## Work to do
Restate the entries below word for word, omitting nothing.
********************
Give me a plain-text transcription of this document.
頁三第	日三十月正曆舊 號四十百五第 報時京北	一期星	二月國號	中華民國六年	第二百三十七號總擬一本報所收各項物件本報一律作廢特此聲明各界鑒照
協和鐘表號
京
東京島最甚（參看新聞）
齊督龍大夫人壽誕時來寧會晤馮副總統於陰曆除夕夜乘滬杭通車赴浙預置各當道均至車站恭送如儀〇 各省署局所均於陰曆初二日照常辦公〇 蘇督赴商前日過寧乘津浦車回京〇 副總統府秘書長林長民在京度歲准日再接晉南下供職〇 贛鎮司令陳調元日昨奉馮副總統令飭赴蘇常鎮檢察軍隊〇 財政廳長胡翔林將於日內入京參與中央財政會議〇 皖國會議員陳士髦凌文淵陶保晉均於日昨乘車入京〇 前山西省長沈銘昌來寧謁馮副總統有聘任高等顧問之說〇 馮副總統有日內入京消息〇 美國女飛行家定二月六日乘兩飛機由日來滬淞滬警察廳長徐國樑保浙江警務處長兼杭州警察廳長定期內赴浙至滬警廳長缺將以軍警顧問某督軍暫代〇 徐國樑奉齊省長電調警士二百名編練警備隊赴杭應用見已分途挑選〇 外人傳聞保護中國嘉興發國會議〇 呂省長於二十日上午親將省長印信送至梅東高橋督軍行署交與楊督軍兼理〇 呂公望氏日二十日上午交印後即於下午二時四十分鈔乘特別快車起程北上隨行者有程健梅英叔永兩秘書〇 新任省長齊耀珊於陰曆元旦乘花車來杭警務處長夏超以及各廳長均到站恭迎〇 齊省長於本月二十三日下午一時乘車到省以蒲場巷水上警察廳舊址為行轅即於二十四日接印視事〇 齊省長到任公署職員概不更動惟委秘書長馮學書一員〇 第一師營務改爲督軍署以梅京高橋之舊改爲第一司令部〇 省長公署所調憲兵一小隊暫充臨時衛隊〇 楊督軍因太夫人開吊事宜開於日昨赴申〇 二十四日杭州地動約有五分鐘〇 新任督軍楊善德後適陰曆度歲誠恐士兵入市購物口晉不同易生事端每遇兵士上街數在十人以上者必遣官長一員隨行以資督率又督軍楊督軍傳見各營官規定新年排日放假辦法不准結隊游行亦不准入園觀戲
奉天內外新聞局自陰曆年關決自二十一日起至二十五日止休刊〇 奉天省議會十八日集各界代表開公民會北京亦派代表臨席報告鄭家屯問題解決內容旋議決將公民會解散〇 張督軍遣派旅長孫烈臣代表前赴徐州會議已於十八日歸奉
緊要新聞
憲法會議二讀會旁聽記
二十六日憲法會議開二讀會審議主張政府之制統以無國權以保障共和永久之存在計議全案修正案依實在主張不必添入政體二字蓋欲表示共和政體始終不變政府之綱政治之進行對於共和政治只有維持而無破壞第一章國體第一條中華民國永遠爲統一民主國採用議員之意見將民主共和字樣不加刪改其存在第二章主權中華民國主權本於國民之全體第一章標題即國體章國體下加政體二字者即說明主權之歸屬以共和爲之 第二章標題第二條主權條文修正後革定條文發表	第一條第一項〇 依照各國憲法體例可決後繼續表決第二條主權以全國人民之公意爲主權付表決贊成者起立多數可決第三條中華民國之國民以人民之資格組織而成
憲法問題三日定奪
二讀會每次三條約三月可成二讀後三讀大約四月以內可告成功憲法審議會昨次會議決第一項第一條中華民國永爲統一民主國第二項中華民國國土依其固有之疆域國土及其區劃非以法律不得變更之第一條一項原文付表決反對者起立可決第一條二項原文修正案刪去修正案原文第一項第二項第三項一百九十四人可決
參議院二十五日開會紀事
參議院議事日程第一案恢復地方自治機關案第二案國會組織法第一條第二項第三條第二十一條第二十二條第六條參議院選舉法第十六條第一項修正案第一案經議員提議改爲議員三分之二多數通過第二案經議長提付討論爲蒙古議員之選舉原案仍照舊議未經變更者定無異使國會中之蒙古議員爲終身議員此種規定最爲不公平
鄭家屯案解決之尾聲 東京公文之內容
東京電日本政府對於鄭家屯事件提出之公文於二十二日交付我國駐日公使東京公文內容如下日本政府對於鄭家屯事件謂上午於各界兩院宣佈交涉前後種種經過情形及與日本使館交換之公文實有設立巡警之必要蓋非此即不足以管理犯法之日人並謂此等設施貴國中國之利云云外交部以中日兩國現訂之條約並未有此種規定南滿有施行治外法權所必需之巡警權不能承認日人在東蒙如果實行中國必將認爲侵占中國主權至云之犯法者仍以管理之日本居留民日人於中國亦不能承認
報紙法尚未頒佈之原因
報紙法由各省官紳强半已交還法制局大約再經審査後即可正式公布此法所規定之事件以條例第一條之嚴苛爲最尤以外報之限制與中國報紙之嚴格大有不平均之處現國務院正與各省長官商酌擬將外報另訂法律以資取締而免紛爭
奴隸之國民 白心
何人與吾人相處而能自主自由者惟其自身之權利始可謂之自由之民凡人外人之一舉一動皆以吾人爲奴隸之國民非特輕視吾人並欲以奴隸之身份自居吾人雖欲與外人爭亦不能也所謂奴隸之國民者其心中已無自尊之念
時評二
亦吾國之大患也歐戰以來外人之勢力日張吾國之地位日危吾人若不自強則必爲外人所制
********************
## Finished task
Give me a plain-text transcription of this document.
頁三第	日三十月正曆舊 號四十百五第 報時京北	一期星	二月國號	中華民國六年	第二百三十七號總擬一本報所收各項物件本報一律作廢特此聲明各界鑒照
協和鐘表號
京
東京島最甚（參看新聞）
齊督龍大夫人壽誕時來寧會晤馮副總統於陰曆除夕夜乘滬杭通車赴浙預置各當道均至車站恭送如儀〇 各省署局所均於陰曆初二日照常辦公〇 蘇督赴商前日過寧乘津浦車回京〇 副總統府秘書長林長民在京度歲准日再接晉南下供職〇 贛鎮司令陳調元日昨奉馮副總統令飭赴蘇常鎮檢察軍隊〇 財政廳長胡翔林將於日內入京參與中央財政會議〇 皖國會議員陳士髦凌文淵陶保晉均於日昨乘車入京〇 前山西省長沈銘昌來寧謁馮副總統有聘任高等顧問之說〇 馮副總統有日內入京消息〇 美國女飛行家定二月六日乘兩飛機由日來滬淞滬警察廳長徐國樑保浙江警務處長兼杭州警察廳長定期內赴浙至滬警廳長缺將以軍警顧問某督軍暫代〇 徐國樑奉齊省長電調警士二百名編練警備隊赴杭應用見已分途挑選〇 外人傳聞保護中國嘉興發國會議〇 呂省長於二十日上午親將省長印信送至梅東高橋督軍行署交與楊督軍兼理〇 呂公望氏日二十日上午交印後即於下午二時四十分鈔乘特別快車起程北上隨行者有程健梅英叔永兩秘書〇 新任省長齊耀珊於陰曆元旦乘花車來杭警務處長夏超以及各廳長均到站恭迎〇 齊省長於本月二十三日下午一時乘車到省以蒲場巷水上警察廳舊址為行轅即於二十四日接印視事〇 齊省長到任公署職員概不更動惟委秘書長馮學書一員〇 第一師營務改爲督軍署以梅京高橋之舊改爲第一司令部〇 省長公署所調憲兵一小隊暫充臨時衛隊〇 楊督軍因太夫人開吊事宜開於日昨赴申〇 二十四日杭州地動約有五分鐘〇 新任督軍楊善德後適陰曆度歲誠恐士兵入市購物口晉不同易生事端每遇兵士上街數在十人以上者必遣官長一員隨行以資督率又督軍楊督軍傳見各營官規定新年排日放假辦法不准結隊游行亦不准入園觀戲
奉天內外新聞局自陰曆年關決自二十一日起至二十五日止休刊〇 奉天省議會十八日集各界代表開公民會北京亦派代表臨席報告鄭家屯問題解決內容旋議決將公民會解散〇 張督軍遣派旅長孫烈臣代表前赴徐州會議已於十八日歸奉
緊要新聞
憲法會議二讀會旁聽記
二十六日憲法會議開二讀會審議主張政府之制統以無國權以保障共和永久之存在計議全案修正案依實在主張不必添入政體二字蓋欲表示共和政體始終不變政府之綱政治之進行對於共和政治只有維持而無破壞第一章國體第一條中華民國永遠爲統一民主國採用議員之意見將民主共和字樣不加刪改其存在第二章主權中華民國主權本於國民之全體第一章標題即國體章國體下加政體二字者即說明主權之歸屬以共和爲之 第二章標題第二條主權條文修正後革定條文發表	第一條第一項〇 依照各國憲法體例可決後繼續表決第二條主權以全國人民之公意爲主權付表決贊成者起立多數可決第三條中華民國之國民以人民之資格組織而成
憲法問題三日定奪
二讀會每次三條約三月可成二讀後三讀大約四月以內可告成功憲法審議會昨次會議決第一項第一條中華民國永爲統一民主國第二項中華民國國土依其固有之疆域國土及其區劃非以法律不得變更之第一條一項原文付表決反對者起立可決第一條二項原文修正案刪去修正案原文第一項第二項第三項一百九十四人可決
參議院二十五日開會紀事
參議院議事日程第一案恢復地方自治機關案第二案國會組織法第一條第二項第三條第二十一條第二十二條第六條參議院選舉法第十六條第一項修正案第一案經議員提議改爲議員三分之二多數通過第二案經議長提付討論爲蒙古議員之選舉原案仍照舊議未經變更者定無異使國會中之蒙古議員爲終身議員此種規定最爲不公平
鄭家屯案解決之尾聲 東京公文之內容
東京電日本政府對於鄭家屯事件提出之公文於二十二日交付我國駐日公使東京公文內容如下日本政府對於鄭家屯事件謂上午於各界兩院宣佈交涉前後種種經過情形及與日本使館交換之公文實有設立巡警之必要蓋非此即不足以管理犯法之日人並謂此等設施貴國中國之利云云外交部以中日兩國現訂之條約並未有此種規定南滿有施行治外法權所必需之巡警權不能承認日人在東蒙如果實行中國必將認爲侵占中國主權至云之犯法者仍以管理之日本居留民日人於中國亦不能承認
報紙法尚未頒佈之原因
報紙法由各省官紳强半已交還法制局大約再經審査後即可正式公布此法所規定之事件以條例第一條之嚴苛爲最尤以外報之限制與中國報紙之嚴格大有不平均之處現國務院正與各省長官商酌擬將外報另訂法律以資取締而免紛爭
奴隸之國民 白心
何人與吾人相處而能自主自由者惟其自身之權利始可謂之自由之民凡人外人之一舉一動皆以吾人爲奴隸之國民非特輕視吾人並欲以奴隸之身份自居吾人雖欲與外人爭亦不能也所謂奴隸之國民者其心中已無自尊之念
時評二
亦吾國之大患也歐戰以來外人之勢力日張吾國之地位日危吾人若不自強則必爲外人所制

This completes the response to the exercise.